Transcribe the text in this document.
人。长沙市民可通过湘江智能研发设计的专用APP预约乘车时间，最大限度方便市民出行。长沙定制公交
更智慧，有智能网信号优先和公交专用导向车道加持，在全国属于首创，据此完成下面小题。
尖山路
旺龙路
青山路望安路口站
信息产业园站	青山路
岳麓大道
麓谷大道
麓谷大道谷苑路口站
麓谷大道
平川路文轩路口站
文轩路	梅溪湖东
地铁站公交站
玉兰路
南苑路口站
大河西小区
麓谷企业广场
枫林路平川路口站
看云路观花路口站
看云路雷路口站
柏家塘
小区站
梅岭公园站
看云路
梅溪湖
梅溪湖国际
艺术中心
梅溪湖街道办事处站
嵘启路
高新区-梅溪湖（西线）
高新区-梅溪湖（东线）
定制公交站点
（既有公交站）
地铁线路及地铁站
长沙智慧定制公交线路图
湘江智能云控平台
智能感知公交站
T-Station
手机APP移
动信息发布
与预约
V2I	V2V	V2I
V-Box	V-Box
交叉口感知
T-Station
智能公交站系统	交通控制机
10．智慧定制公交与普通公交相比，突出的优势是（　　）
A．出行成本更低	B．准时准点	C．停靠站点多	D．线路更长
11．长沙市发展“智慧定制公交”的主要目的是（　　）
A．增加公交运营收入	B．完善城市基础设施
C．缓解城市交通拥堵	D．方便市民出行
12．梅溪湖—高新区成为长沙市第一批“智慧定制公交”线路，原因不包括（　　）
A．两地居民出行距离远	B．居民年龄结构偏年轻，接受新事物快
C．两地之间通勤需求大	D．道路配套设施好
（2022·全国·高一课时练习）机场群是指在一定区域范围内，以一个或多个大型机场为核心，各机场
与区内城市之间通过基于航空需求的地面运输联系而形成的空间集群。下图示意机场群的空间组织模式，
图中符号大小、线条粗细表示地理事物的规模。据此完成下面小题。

### Exercise brief
Can you give every line above again, exactly as written?

### Complete output
Transcribe the text in this document.
人。长沙市民可通过湘江智能研发设计的专用APP预约乘车时间，最大限度方便市民出行。长沙定制公交
更智慧，有智能网信号优先和公交专用导向车道加持，在全国属于首创，据此完成下面小题。
尖山路
旺龙路
青山路望安路口站
信息产业园站	青山路
岳麓大道
麓谷大道
麓谷大道谷苑路口站
麓谷大道
平川路文轩路口站
文轩路	梅溪湖东
地铁站公交站
玉兰路
南苑路口站
大河西小区
麓谷企业广场
枫林路平川路口站
看云路观花路口站
看云路雷路口站
柏家塘
小区站
梅岭公园站
看云路
梅溪湖
梅溪湖国际
艺术中心
梅溪湖街道办事处站
嵘启路
高新区-梅溪湖（西线）
高新区-梅溪湖（东线）
定制公交站点
（既有公交站）
地铁线路及地铁站
长沙智慧定制公交线路图
湘江智能云控平台
智能感知公交站
T-Station
手机APP移
动信息发布
与预约
V2I	V2V	V2I
V-Box	V-Box
交叉口感知
T-Station
智能公交站系统	交通控制机
10．智慧定制公交与普通公交相比，突出的优势是（　　）
A．出行成本更低	B．准时准点	C．停靠站点多	D．线路更长
11．长沙市发展“智慧定制公交”的主要目的是（　　）
A．增加公交运营收入	B．完善城市基础设施
C．缓解城市交通拥堵	D．方便市民出行
12．梅溪湖—高新区成为长沙市第一批“智慧定制公交”线路，原因不包括（　　）
A．两地居民出行距离远	B．居民年龄结构偏年轻，接受新事物快
C．两地之间通勤需求大	D．道路配套设施好
（2022·全国·高一课时练习）机场群是指在一定区域范围内，以一个或多个大型机场为核心，各机场
与区内城市之间通过基于航空需求的地面运输联系而形成的空间集群。下图示意机场群的空间组织模式，
图中符号大小、线条粗细表示地理事物的规模。据此完成下面小题。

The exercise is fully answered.